**Problem to work on:**
Locate each line in the records containing "color". Copy it.

**Dataset records:**

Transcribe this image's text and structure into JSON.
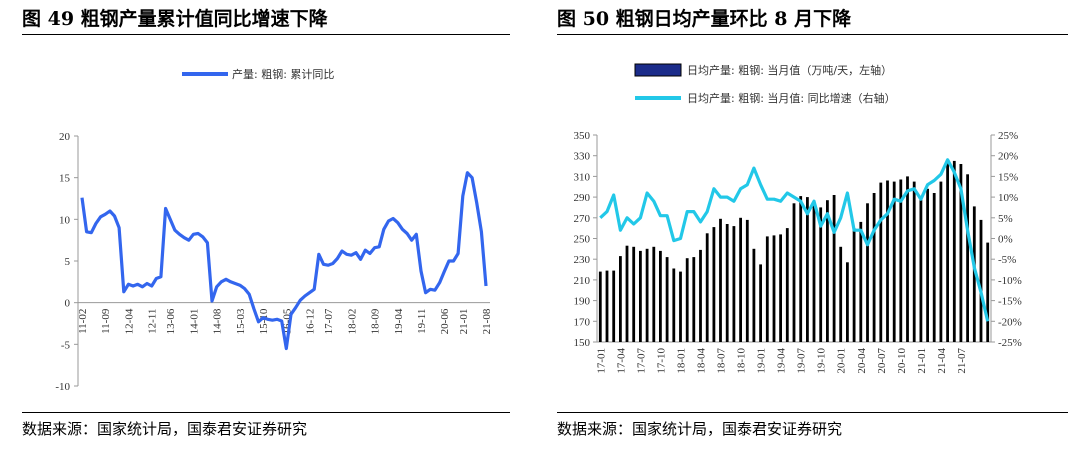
{
  "left": {
    "title": "图 49  粗钢产量累计值同比增速下降",
    "source": "数据来源：国家统计局，国泰君安证券研究",
    "chart_data": {
      "type": "line",
      "series": [
        {
          "name": "产量: 粗钢: 累计同比",
          "color": "#3366ee",
          "values": [
            12.6,
            8.5,
            8.4,
            9.5,
            10.3,
            10.6,
            11.0,
            10.4,
            9.0,
            1.3,
            2.2,
            2.0,
            2.2,
            1.9,
            2.3,
            2.0,
            2.9,
            3.1,
            11.3,
            10.0,
            8.7,
            8.2,
            7.8,
            7.5,
            8.2,
            8.3,
            7.9,
            7.2,
            0.2,
            1.9,
            2.5,
            2.8,
            2.5,
            2.3,
            2.1,
            1.7,
            1.0,
            -0.7,
            -2.3,
            -1.8,
            -2.0,
            -2.1,
            -2.0,
            -2.2,
            -5.5,
            -1.4,
            -0.6,
            0.3,
            0.8,
            1.2,
            1.6,
            5.8,
            4.6,
            4.5,
            4.7,
            5.3,
            6.2,
            5.8,
            5.7,
            6.0,
            5.2,
            6.3,
            5.9,
            6.6,
            6.7,
            8.8,
            9.8,
            10.1,
            9.6,
            8.8,
            8.3,
            7.5,
            8.2,
            3.8,
            1.2,
            1.6,
            1.5,
            2.4,
            3.7,
            5.0,
            5.0,
            5.9,
            12.8,
            15.6,
            15.0,
            12.0,
            8.5,
            2.0
          ]
        }
      ],
      "x_tick_labels": [
        "11-02",
        "11-09",
        "12-04",
        "12-11",
        "13-06",
        "14-01",
        "14-08",
        "15-03",
        "15-10",
        "16-05",
        "16-12",
        "17-07",
        "18-02",
        "18-09",
        "19-04",
        "19-11",
        "20-06",
        "21-01",
        "21-08"
      ],
      "y_ticks": [
        20,
        15,
        10,
        5,
        0,
        -5,
        -10
      ],
      "ylim": [
        -10,
        20
      ]
    }
  },
  "right": {
    "title": "图 50  粗钢日均产量环比 8 月下降",
    "source": "数据来源：国家统计局，国泰君安证券研究",
    "chart_data": {
      "type": "bar",
      "series": [
        {
          "name": "日均产量: 粗钢: 当月值（万吨/天，左轴）",
          "color": "#000000",
          "axis": "left",
          "values": [
            218,
            219,
            219,
            233,
            243,
            242,
            238,
            240,
            242,
            238,
            232,
            221,
            218,
            231,
            232,
            239,
            255,
            261,
            269,
            264,
            262,
            270,
            268,
            240,
            225,
            252,
            253,
            254,
            260,
            284,
            291,
            290,
            286,
            280,
            287,
            292,
            242,
            227,
            260,
            266,
            284,
            294,
            304,
            306,
            305,
            307,
            310,
            305,
            290,
            298,
            294,
            305,
            326,
            325,
            322,
            312,
            281,
            268,
            246
          ]
        },
        {
          "name": "日均产量: 粗钢: 当月值: 同比增速（右轴）",
          "color": "#22c8e8",
          "axis": "right",
          "values": [
            5.0,
            6.5,
            10.5,
            2.0,
            5.0,
            3.5,
            5.0,
            11.0,
            9.0,
            5.5,
            5.5,
            -0.5,
            0.0,
            6.5,
            6.5,
            4.0,
            6.5,
            12.0,
            10.0,
            10.0,
            9.0,
            12.0,
            13.0,
            17.0,
            13.0,
            9.5,
            9.5,
            9.0,
            11.0,
            10.0,
            9.0,
            6.0,
            9.0,
            3.0,
            6.0,
            1.5,
            5.0,
            11.0,
            2.0,
            2.0,
            -1.5,
            2.0,
            4.5,
            6.0,
            9.5,
            9.0,
            11.5,
            12.0,
            9.5,
            13.0,
            14.0,
            15.5,
            19.0,
            16.0,
            12.0,
            2.0,
            -7.0,
            -13.0,
            -20.0
          ]
        }
      ],
      "x_tick_labels": [
        "17-01",
        "17-04",
        "17-07",
        "17-10",
        "18-01",
        "18-04",
        "18-07",
        "18-10",
        "19-01",
        "19-04",
        "19-07",
        "19-10",
        "20-01",
        "20-04",
        "20-07",
        "20-10",
        "21-01",
        "21-04",
        "21-07"
      ],
      "y_left_ticks": [
        350,
        330,
        310,
        290,
        270,
        250,
        230,
        210,
        190,
        170,
        150
      ],
      "y_right_ticks": [
        "25%",
        "20%",
        "15%",
        "10%",
        "5%",
        "0%",
        "-5%",
        "-10%",
        "-15%",
        "-20%",
        "-25%"
      ],
      "ylim_left": [
        150,
        350
      ],
      "ylim_right": [
        -25,
        25
      ]
    }
  }
}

**In response:**
          "color": "#3366ee",
          "color": "#000000",
          "color": "#22c8e8",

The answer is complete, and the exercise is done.